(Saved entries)
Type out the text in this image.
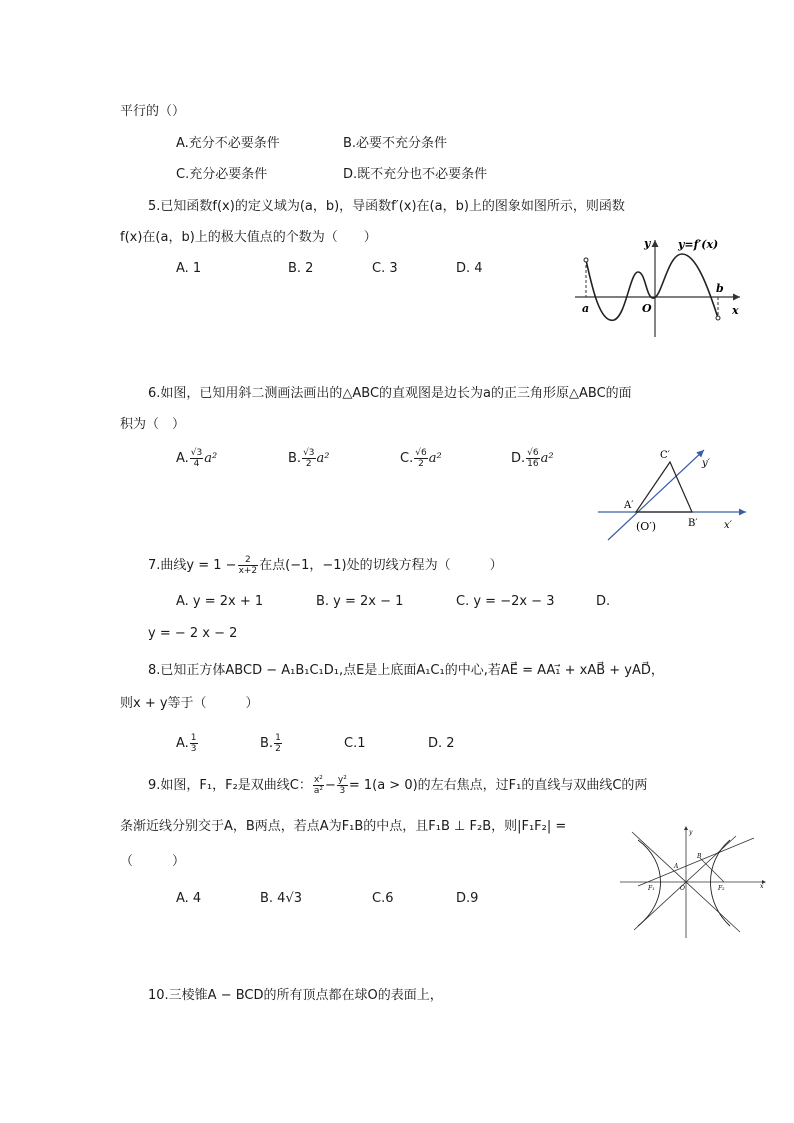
平行的（）
A.充分不必要条件	B.必要不充分条件
C.充分必要条件	D.既不充分也不必要条件
5.已知函数f(x)的定义域为(a，b)，导函数f′(x)在(a，b)上的图象如图所示，则函数
f(x)在(a，b)上的极大值点的个数为（　　）
A. 1	B. 2	C. 3	D. 4
y	y=f′(x)
a	O
b
x
6.如图，已知用斜二测画法画出的△ABC的直观图是边长为a的正三角形原△ABC的面
积为（　）
A. $\frac{√3}{4} a^2$	B. $\frac{√3}{2} a^2$	C. $\frac{√6}{2} a^2$	D. $\frac{√6}{16} a^2$	C′
y′
A′
(O′)	B′	x′
7.曲线$y = 1 - \frac{2}{x+2}$ 在点(−1，−1)处的切线方程为（　　　）
A. y = 2x + 1	B. y = 2x − 1	C. y = −2x − 3	D.
y = − 2 x − 2
8.已知正方体ABCD − A₁B₁C₁D₁,点E是上底面A₁C₁的中心,若AE⃗ = AA₁⃗ + xAB⃗ + yAD⃗，
则x + y等于（　　　）
A. $\frac{1}{3}$	B. $\frac{1}{2}$	C.1	D. 2
9.如图，F₁，F₂是双曲线C： $\frac{\text{x²}}{\text{a²}} - \frac{\text{y²}}{3} = 1(a > 0)$的左右焦点，过F₁的直线与双曲线C的两
条渐近线分别交于A，B两点，若点A为F₁B的中点，且F₁B ⊥ F₂B，则|F₁F₂| =
（　　　）
A. 4	B. 4√3	C.6	D.9
y
B
A
F₁	O	F₂	x
10.三棱锥A − BCD的所有顶点都在球O的表面上，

### AIM OF THE TASK
Pictures are excluded; repeat every record exactly.

### EXERCISE RESPONSE
Type out the text in this image.
平行的（）
A.充分不必要条件	B.必要不充分条件
C.充分必要条件	D.既不充分也不必要条件
5.已知函数f(x)的定义域为(a，b)，导函数f′(x)在(a，b)上的图象如图所示，则函数
f(x)在(a，b)上的极大值点的个数为（　　）
A. 1	B. 2	C. 3	D. 4
y	y=f′(x)
a	O
b
x
6.如图，已知用斜二测画法画出的△ABC的直观图是边长为a的正三角形原△ABC的面
积为（　）
A. $\frac{√3}{4} a^2$	B. $\frac{√3}{2} a^2$	C. $\frac{√6}{2} a^2$	D. $\frac{√6}{16} a^2$	C′
y′
A′
(O′)	B′	x′
7.曲线$y = 1 - \frac{2}{x+2}$ 在点(−1，−1)处的切线方程为（　　　）
A. y = 2x + 1	B. y = 2x − 1	C. y = −2x − 3	D.
y = − 2 x − 2
8.已知正方体ABCD − A₁B₁C₁D₁,点E是上底面A₁C₁的中心,若AE⃗ = AA₁⃗ + xAB⃗ + yAD⃗，
则x + y等于（　　　）
A. $\frac{1}{3}$	B. $\frac{1}{2}$	C.1	D. 2
9.如图，F₁，F₂是双曲线C： $\frac{\text{x²}}{\text{a²}} - \frac{\text{y²}}{3} = 1(a > 0)$的左右焦点，过F₁的直线与双曲线C的两
条渐近线分别交于A，B两点，若点A为F₁B的中点，且F₁B ⊥ F₂B，则|F₁F₂| =
（　　　）
A. 4	B. 4√3	C.6	D.9
y
B
A
F₁	O	F₂	x
10.三棱锥A − BCD的所有顶点都在球O的表面上，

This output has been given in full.